Goal >>
Give only the number of lines in the listing below where the string "使其流血不止" occurs.
## Begin
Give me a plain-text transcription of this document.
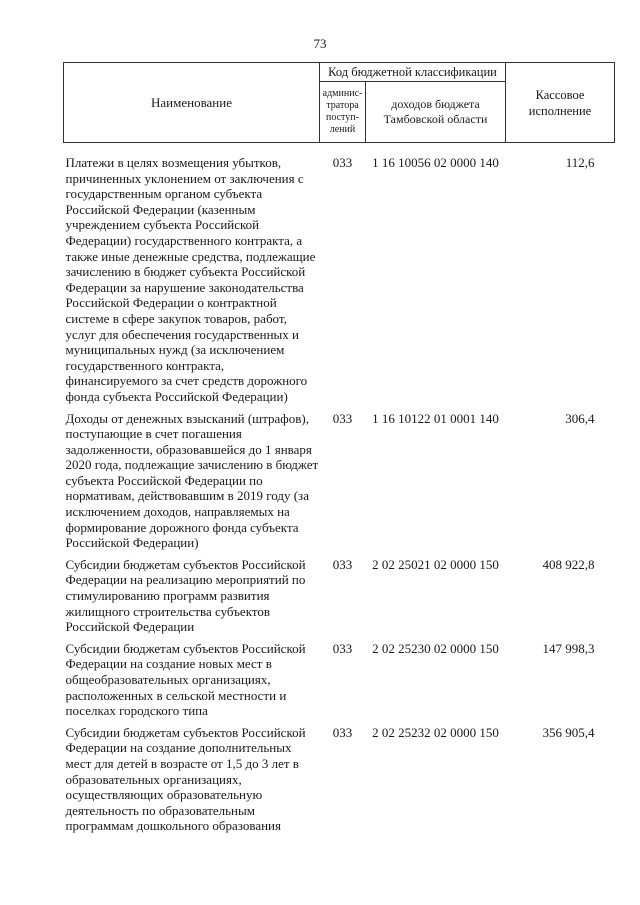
73
Наименование	Код бюджетной классификации		Кассовое исполнение
	админис-тратора поступ-лений	доходов бюджета Тамбовской области	
Платежи в целях возмещения убытков, причиненных уклонением от заключения с государственным органом субъекта Российской Федерации (казенным учреждением субъекта Российской Федерации) государственного контракта, а также иные денежные средства, подлежащие зачислению в бюджет субъекта Российской Федерации за нарушение законодательства Российской Федерации о контрактной системе в сфере закупок товаров, работ, услуг для обеспечения государственных и муниципальных нужд (за исключением государственного контракта, финансируемого за счет средств дорожного фонда субъекта Российской Федерации)	033	1 16 10056 02 0000 140	112,6
Доходы от денежных взысканий (штрафов), поступающие в счет погашения задолженности, образовавшейся до 1 января 2020 года, подлежащие зачислению в бюджет субъекта Российской Федерации по нормативам, действовавшим в 2019 году (за исключением доходов, направляемых на формирование дорожного фонда субъекта Российской Федерации)	033	1 16 10122 01 0001 140	306,4
Субсидии бюджетам субъектов Российской Федерации на реализацию мероприятий по стимулированию программ развития жилищного строительства субъектов Российской Федерации	033	2 02 25021 02 0000 150	408 922,8
Субсидии бюджетам субъектов Российской Федерации на создание новых мест в общеобразовательных организациях, расположенных в сельской местности и поселках городского типа	033	2 02 25230 02 0000 150	147 998,3
Субсидии бюджетам субъектов Российской Федерации на создание дополнительных мест для детей в возрасте от 1,5 до 3 лет в образовательных организациях, осуществляющих образовательную деятельность по образовательным программам дошкольного образования	033	2 02 25232 02 0000 150	356 905,4
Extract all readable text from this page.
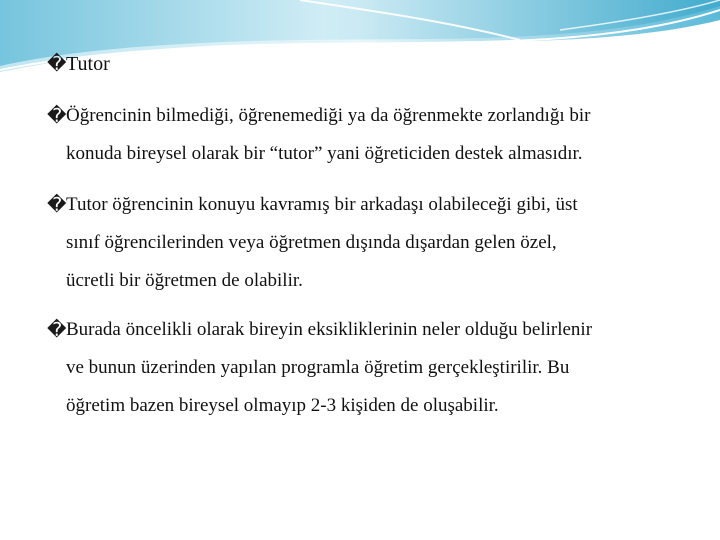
� Tutor
� Öğrencinin bilmediği, öğrenemediği ya da öğrenmekte zorlandığı bir
konuda bireysel olarak bir “tutor” yani öğreticiden destek almasıdır.
� Tutor öğrencinin konuyu kavramış bir arkadaşı olabileceği gibi, üst
sınıf öğrencilerinden veya öğretmen dışında dışardan gelen özel,
ücretli bir öğretmen de olabilir.
� Burada öncelikli olarak bireyin eksikliklerinin neler olduğu belirlenir
ve bunun üzerinden yapılan programla öğretim gerçekleştirilir. Bu
öğretim bazen bireysel olmayıp 2-3 kişiden de oluşabilir.
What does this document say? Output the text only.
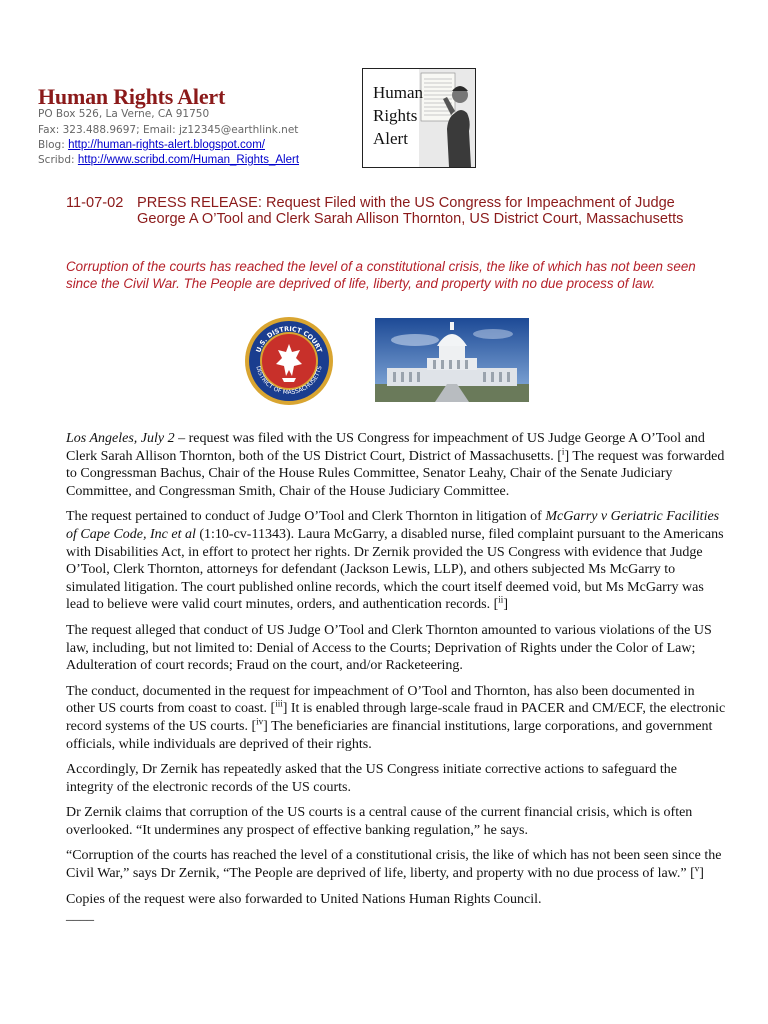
Human Rights Alert
PO Box 526, La Verne, CA 91750
Fax: 323.488.9697; Email: jz12345@earthlink.net
Blog: http://human-rights-alert.blogspot.com/
Scribd: http://www.scribd.com/Human_Rights_Alert
Human
Rights
Alert
11-07-02 PRESS RELEASE: Request Filed with the US Congress for Impeachment of Judge George A O’Tool and Clerk Sarah Allison Thornton, US District Court, Massachusetts
Corruption of the courts has reached the level of a constitutional crisis, the like of which has not been seen since the Civil War. The People are deprived of life, liberty, and property with no due process of law.
U.S. DISTRICT COURT
DISTRICT OF MASSACHUSETTS

Los Angeles, July 2 – request was filed with the US Congress for impeachment of US Judge George A O’Tool and Clerk Sarah Allison Thornton, both of the US District Court, District of Massachusetts. [$^i$] The request was forwarded to Congressman Bachus, Chair of the House Rules Committee, Senator Leahy, Chair of the Senate Judiciary Committee, and Congressman Smith, Chair of the House Judiciary Committee.

The request pertained to conduct of Judge O’Tool and Clerk Thornton in litigation of McGarry v Geriatric Facilities of Cape Code, Inc et al (1:10-cv-11343). Laura McGarry, a disabled nurse, filed complaint pursuant to the Americans with Disabilities Act, in effort to protect her rights. Dr Zernik provided the US Congress with evidence that Judge O’Tool, Clerk Thornton, attorneys for defendant (Jackson Lewis, LLP), and others subjected Ms McGarry to simulated litigation. The court published online records, which the court itself deemed void, but Ms McGarry was lead to believe were valid court minutes, orders, and authentication records. [$^{ii}$]

The request alleged that conduct of US Judge O’Tool and Clerk Thornton amounted to various violations of the US law, including, but not limited to: Denial of Access to the Courts; Deprivation of Rights under the Color of Law; Adulteration of court records; Fraud on the court, and/or Racketeering.

The conduct, documented in the request for impeachment of O’Tool and Thornton, has also been documented in other US courts from coast to coast. [$^{iii}$] It is enabled through large-scale fraud in PACER and CM/ECF, the electronic record systems of the US courts. [$^{iv}$] The beneficiaries are financial institutions, large corporations, and government officials, while individuals are deprived of their rights.

Accordingly, Dr Zernik has repeatedly asked that the US Congress initiate corrective actions to safeguard the integrity of the electronic records of the US courts.

Dr Zernik claims that corruption of the US courts is a central cause of the current financial crisis, which is often overlooked. “It undermines any prospect of effective banking regulation,” he says.

“Corruption of the courts has reached the level of a constitutional crisis, the like of which has not been seen since the Civil War,” says Dr Zernik, “The People are deprived of life, liberty, and property with no due process of law.” [$^v$]

Copies of the request were also forwarded to United Nations Human Rights Council.

____
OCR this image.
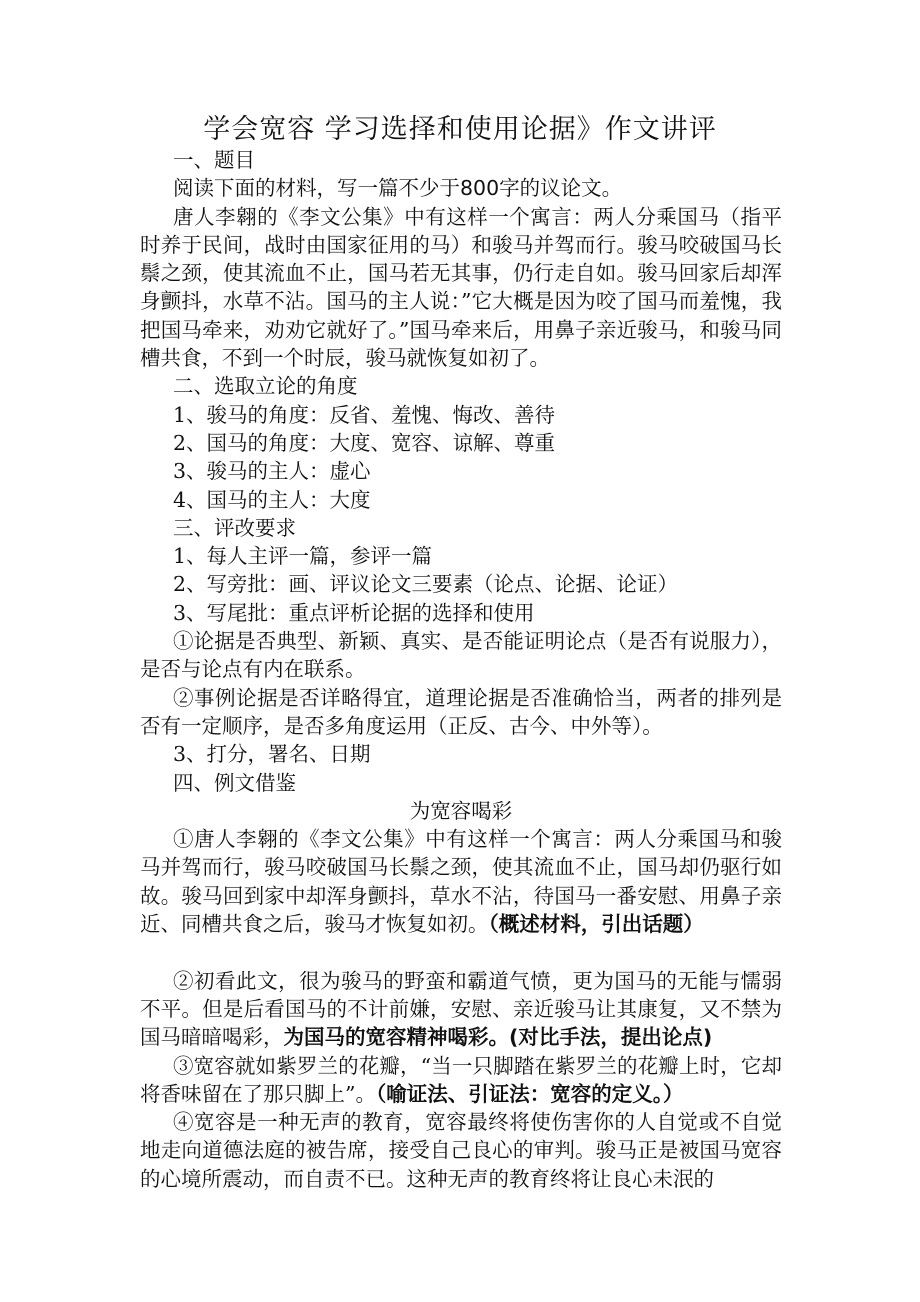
学会宽容 学习选择和使用论据》作文讲评

一、题目

阅读下面的材料，写一篇不少于800字的议论文。

唐人李翱的《李文公集》中有这样一个寓言：两人分乘国马（指平时养于民间，战时由国家征用的马）和骏马并驾而行。骏马咬破国马长鬃之颈，使其流血不止，国马若无其事，仍行走自如。骏马回家后却浑身颤抖，水草不沾。国马的主人说：”它大概是因为咬了国马而羞愧，我把国马牵来，劝劝它就好了。”国马牵来后，用鼻子亲近骏马，和骏马同槽共食，不到一个时辰，骏马就恢复如初了。

二、选取立论的角度

1、骏马的角度：反省、羞愧、悔改、善待

2、国马的角度：大度、宽容、谅解、尊重

3、骏马的主人：虚心

4、国马的主人：大度

三、评改要求

1、每人主评一篇，参评一篇

2、写旁批：画、评议论文三要素（论点、论据、论证）

3、写尾批：重点评析论据的选择和使用

①论据是否典型、新颖、真实、是否能证明论点（是否有说服力），是否与论点有内在联系。

②事例论据是否详略得宜，道理论据是否准确恰当，两者的排列是否有一定顺序，是否多角度运用（正反、古今、中外等）。

3、打分，署名、日期

四、例文借鉴

为宽容喝彩

①唐人李翱的《李文公集》中有这样一个寓言：两人分乘国马和骏马并驾而行，骏马咬破国马长鬃之颈，使其流血不止，国马却仍驱行如故。骏马回到家中却浑身颤抖，草水不沾，待国马一番安慰、用鼻子亲近、同槽共食之后，骏马才恢复如初。（概述材料，引出话题）

②初看此文，很为骏马的野蛮和霸道气愤，更为国马的无能与懦弱不平。但是后看国马的不计前嫌，安慰、亲近骏马让其康复，又不禁为国马暗暗喝彩，为国马的宽容精神喝彩。(对比手法，提出论点)

③宽容就如紫罗兰的花瓣，“当一只脚踏在紫罗兰的花瓣上时，它却将香味留在了那只脚上”。（喻证法、引证法：宽容的定义。）

④宽容是一种无声的教育，宽容最终将使伤害你的人自觉或不自觉地走向道德法庭的被告席，接受自己良心的审判。骏马正是被国马宽容的心境所震动，而自责不已。这种无声的教育终将让良心未泯的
## End
Expected output >>
2